## Written exercise:
Exactly repeat the full listing that follows.

## Input rows:

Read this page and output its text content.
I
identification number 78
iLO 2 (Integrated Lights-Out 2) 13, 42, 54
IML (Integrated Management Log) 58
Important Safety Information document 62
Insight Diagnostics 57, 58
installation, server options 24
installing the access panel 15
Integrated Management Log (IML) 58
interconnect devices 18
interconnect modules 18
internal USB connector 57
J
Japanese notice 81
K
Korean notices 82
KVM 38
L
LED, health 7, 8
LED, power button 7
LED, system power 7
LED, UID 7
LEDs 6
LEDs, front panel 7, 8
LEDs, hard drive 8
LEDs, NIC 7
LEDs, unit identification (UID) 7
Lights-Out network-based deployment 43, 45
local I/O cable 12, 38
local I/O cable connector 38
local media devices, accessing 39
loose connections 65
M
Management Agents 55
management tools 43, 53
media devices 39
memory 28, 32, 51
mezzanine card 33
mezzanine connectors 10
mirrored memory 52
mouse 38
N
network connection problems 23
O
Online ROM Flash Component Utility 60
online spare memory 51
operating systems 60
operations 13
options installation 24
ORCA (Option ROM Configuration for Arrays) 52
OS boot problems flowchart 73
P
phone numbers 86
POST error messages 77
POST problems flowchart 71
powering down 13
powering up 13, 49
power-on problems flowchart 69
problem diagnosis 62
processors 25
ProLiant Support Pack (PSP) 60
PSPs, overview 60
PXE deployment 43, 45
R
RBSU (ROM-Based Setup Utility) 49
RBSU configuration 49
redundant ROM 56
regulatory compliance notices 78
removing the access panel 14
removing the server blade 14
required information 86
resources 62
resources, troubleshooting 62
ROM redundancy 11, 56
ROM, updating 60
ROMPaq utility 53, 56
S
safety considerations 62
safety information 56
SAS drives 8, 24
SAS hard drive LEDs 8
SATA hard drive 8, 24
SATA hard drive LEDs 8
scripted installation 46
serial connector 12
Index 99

## Solution to the exercise:
Read this page and output its text content.
I
identification number 78
iLO 2 (Integrated Lights-Out 2) 13, 42, 54
IML (Integrated Management Log) 58
Important Safety Information document 62
Insight Diagnostics 57, 58
installation, server options 24
installing the access panel 15
Integrated Management Log (IML) 58
interconnect devices 18
interconnect modules 18
internal USB connector 57
J
Japanese notice 81
K
Korean notices 82
KVM 38
L
LED, health 7, 8
LED, power button 7
LED, system power 7
LED, UID 7
LEDs 6
LEDs, front panel 7, 8
LEDs, hard drive 8
LEDs, NIC 7
LEDs, unit identification (UID) 7
Lights-Out network-based deployment 43, 45
local I/O cable 12, 38
local I/O cable connector 38
local media devices, accessing 39
loose connections 65
M
Management Agents 55
management tools 43, 53
media devices 39
memory 28, 32, 51
mezzanine card 33
mezzanine connectors 10
mirrored memory 52
mouse 38
N
network connection problems 23
O
Online ROM Flash Component Utility 60
online spare memory 51
operating systems 60
operations 13
options installation 24
ORCA (Option ROM Configuration for Arrays) 52
OS boot problems flowchart 73
P
phone numbers 86
POST error messages 77
POST problems flowchart 71
powering down 13
powering up 13, 49
power-on problems flowchart 69
problem diagnosis 62
processors 25
ProLiant Support Pack (PSP) 60
PSPs, overview 60
PXE deployment 43, 45
R
RBSU (ROM-Based Setup Utility) 49
RBSU configuration 49
redundant ROM 56
regulatory compliance notices 78
removing the access panel 14
removing the server blade 14
required information 86
resources 62
resources, troubleshooting 62
ROM redundancy 11, 56
ROM, updating 60
ROMPaq utility 53, 56
S
safety considerations 62
safety information 56
SAS drives 8, 24
SAS hard drive LEDs 8
SATA hard drive 8, 24
SATA hard drive LEDs 8
scripted installation 46
serial connector 12
Index 99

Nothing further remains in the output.